— start of Raw records —
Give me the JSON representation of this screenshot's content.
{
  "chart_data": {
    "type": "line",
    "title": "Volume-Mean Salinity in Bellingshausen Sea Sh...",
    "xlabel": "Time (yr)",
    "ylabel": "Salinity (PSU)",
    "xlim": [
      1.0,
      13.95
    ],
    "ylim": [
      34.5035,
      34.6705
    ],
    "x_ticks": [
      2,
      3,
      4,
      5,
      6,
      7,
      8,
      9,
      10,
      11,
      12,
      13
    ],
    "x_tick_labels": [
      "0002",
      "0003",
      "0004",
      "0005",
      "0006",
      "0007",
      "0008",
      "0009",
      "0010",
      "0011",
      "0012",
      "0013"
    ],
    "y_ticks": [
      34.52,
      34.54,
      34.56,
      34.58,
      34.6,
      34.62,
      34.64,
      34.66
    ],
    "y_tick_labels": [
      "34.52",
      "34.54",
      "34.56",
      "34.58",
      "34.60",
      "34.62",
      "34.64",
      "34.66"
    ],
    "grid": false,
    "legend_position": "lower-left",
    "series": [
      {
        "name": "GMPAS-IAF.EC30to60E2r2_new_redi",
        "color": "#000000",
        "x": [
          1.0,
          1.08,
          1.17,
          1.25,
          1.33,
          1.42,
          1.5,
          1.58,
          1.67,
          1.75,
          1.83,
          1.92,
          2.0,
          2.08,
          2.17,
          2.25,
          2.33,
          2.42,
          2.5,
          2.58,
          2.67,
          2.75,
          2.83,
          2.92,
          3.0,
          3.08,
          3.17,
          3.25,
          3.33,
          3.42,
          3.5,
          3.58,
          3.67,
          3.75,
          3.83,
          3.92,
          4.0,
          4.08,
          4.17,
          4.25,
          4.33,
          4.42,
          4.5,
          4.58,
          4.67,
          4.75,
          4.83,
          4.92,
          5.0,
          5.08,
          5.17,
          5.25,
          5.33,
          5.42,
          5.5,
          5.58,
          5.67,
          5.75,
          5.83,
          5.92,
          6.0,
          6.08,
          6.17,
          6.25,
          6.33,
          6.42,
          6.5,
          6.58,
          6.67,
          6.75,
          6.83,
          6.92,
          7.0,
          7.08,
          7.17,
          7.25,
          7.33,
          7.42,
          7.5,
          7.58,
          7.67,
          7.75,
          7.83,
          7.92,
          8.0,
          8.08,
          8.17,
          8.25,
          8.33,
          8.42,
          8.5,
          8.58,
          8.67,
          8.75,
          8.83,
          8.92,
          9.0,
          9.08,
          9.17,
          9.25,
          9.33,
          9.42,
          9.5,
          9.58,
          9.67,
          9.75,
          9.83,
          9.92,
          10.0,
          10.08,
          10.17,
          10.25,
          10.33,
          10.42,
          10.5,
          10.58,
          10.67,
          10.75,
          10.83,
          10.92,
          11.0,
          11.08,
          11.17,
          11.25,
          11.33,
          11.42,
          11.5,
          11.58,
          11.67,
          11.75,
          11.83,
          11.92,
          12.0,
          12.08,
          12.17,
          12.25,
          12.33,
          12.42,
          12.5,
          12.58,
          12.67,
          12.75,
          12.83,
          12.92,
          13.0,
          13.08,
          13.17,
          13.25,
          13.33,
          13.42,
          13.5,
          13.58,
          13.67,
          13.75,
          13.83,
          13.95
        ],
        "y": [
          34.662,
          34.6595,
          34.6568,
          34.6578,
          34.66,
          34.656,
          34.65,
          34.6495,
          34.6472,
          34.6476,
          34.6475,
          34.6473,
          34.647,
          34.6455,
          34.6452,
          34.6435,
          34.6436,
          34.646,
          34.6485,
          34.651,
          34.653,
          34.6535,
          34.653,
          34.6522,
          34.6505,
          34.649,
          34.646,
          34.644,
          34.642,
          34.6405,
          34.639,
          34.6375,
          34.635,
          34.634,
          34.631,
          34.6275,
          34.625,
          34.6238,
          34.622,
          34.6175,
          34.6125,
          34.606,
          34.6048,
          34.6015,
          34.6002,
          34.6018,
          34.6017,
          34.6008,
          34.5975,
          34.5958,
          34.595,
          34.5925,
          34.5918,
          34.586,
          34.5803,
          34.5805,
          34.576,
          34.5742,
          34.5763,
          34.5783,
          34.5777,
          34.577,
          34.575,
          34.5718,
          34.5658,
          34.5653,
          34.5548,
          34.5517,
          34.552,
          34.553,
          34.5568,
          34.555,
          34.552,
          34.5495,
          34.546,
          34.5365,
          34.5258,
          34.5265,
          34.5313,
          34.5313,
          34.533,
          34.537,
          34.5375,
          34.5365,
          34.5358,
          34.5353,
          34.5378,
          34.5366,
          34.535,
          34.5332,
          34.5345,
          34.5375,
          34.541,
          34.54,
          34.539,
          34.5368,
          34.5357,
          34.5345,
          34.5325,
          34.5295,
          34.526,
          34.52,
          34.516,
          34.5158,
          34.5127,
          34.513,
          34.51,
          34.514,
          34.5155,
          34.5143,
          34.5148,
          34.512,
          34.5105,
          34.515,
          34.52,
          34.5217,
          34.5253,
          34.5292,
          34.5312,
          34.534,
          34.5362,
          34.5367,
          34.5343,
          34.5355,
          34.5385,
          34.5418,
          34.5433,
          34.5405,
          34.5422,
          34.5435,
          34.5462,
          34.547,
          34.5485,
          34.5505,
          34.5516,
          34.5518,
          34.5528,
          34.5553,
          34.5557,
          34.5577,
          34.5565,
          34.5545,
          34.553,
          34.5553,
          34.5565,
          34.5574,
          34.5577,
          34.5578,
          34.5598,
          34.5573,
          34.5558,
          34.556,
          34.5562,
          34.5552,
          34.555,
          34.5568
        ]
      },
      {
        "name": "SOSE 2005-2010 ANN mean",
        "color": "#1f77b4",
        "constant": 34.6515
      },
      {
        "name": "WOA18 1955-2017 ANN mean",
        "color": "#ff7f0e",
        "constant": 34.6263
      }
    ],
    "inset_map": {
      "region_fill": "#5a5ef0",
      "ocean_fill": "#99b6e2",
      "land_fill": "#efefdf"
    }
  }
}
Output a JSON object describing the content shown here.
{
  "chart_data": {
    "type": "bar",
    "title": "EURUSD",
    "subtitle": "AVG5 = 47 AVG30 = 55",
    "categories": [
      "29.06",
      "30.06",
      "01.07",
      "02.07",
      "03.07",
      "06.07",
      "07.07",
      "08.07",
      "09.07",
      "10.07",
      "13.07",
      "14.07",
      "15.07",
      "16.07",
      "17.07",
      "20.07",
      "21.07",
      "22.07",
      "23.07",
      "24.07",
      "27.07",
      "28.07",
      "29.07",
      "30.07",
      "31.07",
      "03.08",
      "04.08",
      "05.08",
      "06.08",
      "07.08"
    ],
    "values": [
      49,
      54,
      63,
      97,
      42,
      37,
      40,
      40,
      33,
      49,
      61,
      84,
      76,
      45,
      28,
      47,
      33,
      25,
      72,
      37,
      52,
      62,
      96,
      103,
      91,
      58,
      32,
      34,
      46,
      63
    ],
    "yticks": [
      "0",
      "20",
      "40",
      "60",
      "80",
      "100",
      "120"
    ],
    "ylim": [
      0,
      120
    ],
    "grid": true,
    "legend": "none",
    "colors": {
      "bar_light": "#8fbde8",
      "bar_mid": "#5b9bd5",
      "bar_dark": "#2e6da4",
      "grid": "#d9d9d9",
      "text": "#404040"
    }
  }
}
— end of Raw records —
§ Problem to solve: Copy every line of the records word for word.

§ Solved problem:
Give me the JSON representation of this screenshot's content.
{
  "chart_data": {
    "type": "line",
    "title": "Volume-Mean Salinity in Bellingshausen Sea Sh...",
    "xlabel": "Time (yr)",
    "ylabel": "Salinity (PSU)",
    "xlim": [
      1.0,
      13.95
    ],
    "ylim": [
      34.5035,
      34.6705
    ],
    "x_ticks": [
      2,
      3,
      4,
      5,
      6,
      7,
      8,
      9,
      10,
      11,
      12,
      13
    ],
    "x_tick_labels": [
      "0002",
      "0003",
      "0004",
      "0005",
      "0006",
      "0007",
      "0008",
      "0009",
      "0010",
      "0011",
      "0012",
      "0013"
    ],
    "y_ticks": [
      34.52,
      34.54,
      34.56,
      34.58,
      34.6,
      34.62,
      34.64,
      34.66
    ],
    "y_tick_labels": [
      "34.52",
      "34.54",
      "34.56",
      "34.58",
      "34.60",
      "34.62",
      "34.64",
      "34.66"
    ],
    "grid": false,
    "legend_position": "lower-left",
    "series": [
      {
        "name": "GMPAS-IAF.EC30to60E2r2_new_redi",
        "color": "#000000",
        "x": [
          1.0,
          1.08,
          1.17,
          1.25,
          1.33,
          1.42,
          1.5,
          1.58,
          1.67,
          1.75,
          1.83,
          1.92,
          2.0,
          2.08,
          2.17,
          2.25,
          2.33,
          2.42,
          2.5,
          2.58,
          2.67,
          2.75,
          2.83,
          2.92,
          3.0,
          3.08,
          3.17,
          3.25,
          3.33,
          3.42,
          3.5,
          3.58,
          3.67,
          3.75,
          3.83,
          3.92,
          4.0,
          4.08,
          4.17,
          4.25,
          4.33,
          4.42,
          4.5,
          4.58,
          4.67,
          4.75,
          4.83,
          4.92,
          5.0,
          5.08,
          5.17,
          5.25,
          5.33,
          5.42,
          5.5,
          5.58,
          5.67,
          5.75,
          5.83,
          5.92,
          6.0,
          6.08,
          6.17,
          6.25,
          6.33,
          6.42,
          6.5,
          6.58,
          6.67,
          6.75,
          6.83,
          6.92,
          7.0,
          7.08,
          7.17,
          7.25,
          7.33,
          7.42,
          7.5,
          7.58,
          7.67,
          7.75,
          7.83,
          7.92,
          8.0,
          8.08,
          8.17,
          8.25,
          8.33,
          8.42,
          8.5,
          8.58,
          8.67,
          8.75,
          8.83,
          8.92,
          9.0,
          9.08,
          9.17,
          9.25,
          9.33,
          9.42,
          9.5,
          9.58,
          9.67,
          9.75,
          9.83,
          9.92,
          10.0,
          10.08,
          10.17,
          10.25,
          10.33,
          10.42,
          10.5,
          10.58,
          10.67,
          10.75,
          10.83,
          10.92,
          11.0,
          11.08,
          11.17,
          11.25,
          11.33,
          11.42,
          11.5,
          11.58,
          11.67,
          11.75,
          11.83,
          11.92,
          12.0,
          12.08,
          12.17,
          12.25,
          12.33,
          12.42,
          12.5,
          12.58,
          12.67,
          12.75,
          12.83,
          12.92,
          13.0,
          13.08,
          13.17,
          13.25,
          13.33,
          13.42,
          13.5,
          13.58,
          13.67,
          13.75,
          13.83,
          13.95
        ],
        "y": [
          34.662,
          34.6595,
          34.6568,
          34.6578,
          34.66,
          34.656,
          34.65,
          34.6495,
          34.6472,
          34.6476,
          34.6475,
          34.6473,
          34.647,
          34.6455,
          34.6452,
          34.6435,
          34.6436,
          34.646,
          34.6485,
          34.651,
          34.653,
          34.6535,
          34.653,
          34.6522,
          34.6505,
          34.649,
          34.646,
          34.644,
          34.642,
          34.6405,
          34.639,
          34.6375,
          34.635,
          34.634,
          34.631,
          34.6275,
          34.625,
          34.6238,
          34.622,
          34.6175,
          34.6125,
          34.606,
          34.6048,
          34.6015,
          34.6002,
          34.6018,
          34.6017,
          34.6008,
          34.5975,
          34.5958,
          34.595,
          34.5925,
          34.5918,
          34.586,
          34.5803,
          34.5805,
          34.576,
          34.5742,
          34.5763,
          34.5783,
          34.5777,
          34.577,
          34.575,
          34.5718,
          34.5658,
          34.5653,
          34.5548,
          34.5517,
          34.552,
          34.553,
          34.5568,
          34.555,
          34.552,
          34.5495,
          34.546,
          34.5365,
          34.5258,
          34.5265,
          34.5313,
          34.5313,
          34.533,
          34.537,
          34.5375,
          34.5365,
          34.5358,
          34.5353,
          34.5378,
          34.5366,
          34.535,
          34.5332,
          34.5345,
          34.5375,
          34.541,
          34.54,
          34.539,
          34.5368,
          34.5357,
          34.5345,
          34.5325,
          34.5295,
          34.526,
          34.52,
          34.516,
          34.5158,
          34.5127,
          34.513,
          34.51,
          34.514,
          34.5155,
          34.5143,
          34.5148,
          34.512,
          34.5105,
          34.515,
          34.52,
          34.5217,
          34.5253,
          34.5292,
          34.5312,
          34.534,
          34.5362,
          34.5367,
          34.5343,
          34.5355,
          34.5385,
          34.5418,
          34.5433,
          34.5405,
          34.5422,
          34.5435,
          34.5462,
          34.547,
          34.5485,
          34.5505,
          34.5516,
          34.5518,
          34.5528,
          34.5553,
          34.5557,
          34.5577,
          34.5565,
          34.5545,
          34.553,
          34.5553,
          34.5565,
          34.5574,
          34.5577,
          34.5578,
          34.5598,
          34.5573,
          34.5558,
          34.556,
          34.5562,
          34.5552,
          34.555,
          34.5568
        ]
      },
      {
        "name": "SOSE 2005-2010 ANN mean",
        "color": "#1f77b4",
        "constant": 34.6515
      },
      {
        "name": "WOA18 1955-2017 ANN mean",
        "color": "#ff7f0e",
        "constant": 34.6263
      }
    ],
    "inset_map": {
      "region_fill": "#5a5ef0",
      "ocean_fill": "#99b6e2",
      "land_fill": "#efefdf"
    }
  }
}
Output a JSON object describing the content shown here.
{
  "chart_data": {
    "type": "bar",
    "title": "EURUSD",
    "subtitle": "AVG5 = 47 AVG30 = 55",
    "categories": [
      "29.06",
      "30.06",
      "01.07",
      "02.07",
      "03.07",
      "06.07",
      "07.07",
      "08.07",
      "09.07",
      "10.07",
      "13.07",
      "14.07",
      "15.07",
      "16.07",
      "17.07",
      "20.07",
      "21.07",
      "22.07",
      "23.07",
      "24.07",
      "27.07",
      "28.07",
      "29.07",
      "30.07",
      "31.07",
      "03.08",
      "04.08",
      "05.08",
      "06.08",
      "07.08"
    ],
    "values": [
      49,
      54,
      63,
      97,
      42,
      37,
      40,
      40,
      33,
      49,
      61,
      84,
      76,
      45,
      28,
      47,
      33,
      25,
      72,
      37,
      52,
      62,
      96,
      103,
      91,
      58,
      32,
      34,
      46,
      63
    ],
    "yticks": [
      "0",
      "20",
      "40",
      "60",
      "80",
      "100",
      "120"
    ],
    "ylim": [
      0,
      120
    ],
    "grid": true,
    "legend": "none",
    "colors": {
      "bar_light": "#8fbde8",
      "bar_mid": "#5b9bd5",
      "bar_dark": "#2e6da4",
      "grid": "#d9d9d9",
      "text": "#404040"
    }
  }
}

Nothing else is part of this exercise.